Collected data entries
....
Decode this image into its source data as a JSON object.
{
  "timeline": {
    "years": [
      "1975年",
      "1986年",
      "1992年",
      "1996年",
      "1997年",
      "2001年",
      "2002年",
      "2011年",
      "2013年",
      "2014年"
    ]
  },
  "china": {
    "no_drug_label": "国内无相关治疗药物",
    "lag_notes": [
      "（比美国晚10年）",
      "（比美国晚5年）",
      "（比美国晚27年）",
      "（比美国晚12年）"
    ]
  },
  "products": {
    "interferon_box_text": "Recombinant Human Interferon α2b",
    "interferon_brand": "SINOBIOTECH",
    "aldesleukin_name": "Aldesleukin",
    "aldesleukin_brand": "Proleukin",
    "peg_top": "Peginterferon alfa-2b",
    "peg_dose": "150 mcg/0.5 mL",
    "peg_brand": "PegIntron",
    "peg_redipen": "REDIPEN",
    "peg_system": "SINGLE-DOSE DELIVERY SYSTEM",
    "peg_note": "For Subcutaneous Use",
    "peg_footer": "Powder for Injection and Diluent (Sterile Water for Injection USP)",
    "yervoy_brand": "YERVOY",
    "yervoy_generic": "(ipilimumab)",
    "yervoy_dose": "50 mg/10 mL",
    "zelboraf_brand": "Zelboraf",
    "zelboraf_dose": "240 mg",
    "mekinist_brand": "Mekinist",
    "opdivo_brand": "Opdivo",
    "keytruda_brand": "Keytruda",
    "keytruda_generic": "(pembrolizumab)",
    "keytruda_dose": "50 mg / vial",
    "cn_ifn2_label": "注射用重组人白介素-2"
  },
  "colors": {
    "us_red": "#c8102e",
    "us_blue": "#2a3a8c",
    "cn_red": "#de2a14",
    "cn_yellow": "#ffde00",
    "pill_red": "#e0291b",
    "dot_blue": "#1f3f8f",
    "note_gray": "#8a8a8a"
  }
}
....
▶ _Given task_
The data above must be returned in full, exactly as written.

▶ _The result_
Decode this image into its source data as a JSON object.
{
  "timeline": {
    "years": [
      "1975年",
      "1986年",
      "1992年",
      "1996年",
      "1997年",
      "2001年",
      "2002年",
      "2011年",
      "2013年",
      "2014年"
    ]
  },
  "china": {
    "no_drug_label": "国内无相关治疗药物",
    "lag_notes": [
      "（比美国晚10年）",
      "（比美国晚5年）",
      "（比美国晚27年）",
      "（比美国晚12年）"
    ]
  },
  "products": {
    "interferon_box_text": "Recombinant Human Interferon α2b",
    "interferon_brand": "SINOBIOTECH",
    "aldesleukin_name": "Aldesleukin",
    "aldesleukin_brand": "Proleukin",
    "peg_top": "Peginterferon alfa-2b",
    "peg_dose": "150 mcg/0.5 mL",
    "peg_brand": "PegIntron",
    "peg_redipen": "REDIPEN",
    "peg_system": "SINGLE-DOSE DELIVERY SYSTEM",
    "peg_note": "For Subcutaneous Use",
    "peg_footer": "Powder for Injection and Diluent (Sterile Water for Injection USP)",
    "yervoy_brand": "YERVOY",
    "yervoy_generic": "(ipilimumab)",
    "yervoy_dose": "50 mg/10 mL",
    "zelboraf_brand": "Zelboraf",
    "zelboraf_dose": "240 mg",
    "mekinist_brand": "Mekinist",
    "opdivo_brand": "Opdivo",
    "keytruda_brand": "Keytruda",
    "keytruda_generic": "(pembrolizumab)",
    "keytruda_dose": "50 mg / vial",
    "cn_ifn2_label": "注射用重组人白介素-2"
  },
  "colors": {
    "us_red": "#c8102e",
    "us_blue": "#2a3a8c",
    "cn_red": "#de2a14",
    "cn_yellow": "#ffde00",
    "pill_red": "#e0291b",
    "dot_blue": "#1f3f8f",
    "note_gray": "#8a8a8a"
  }
}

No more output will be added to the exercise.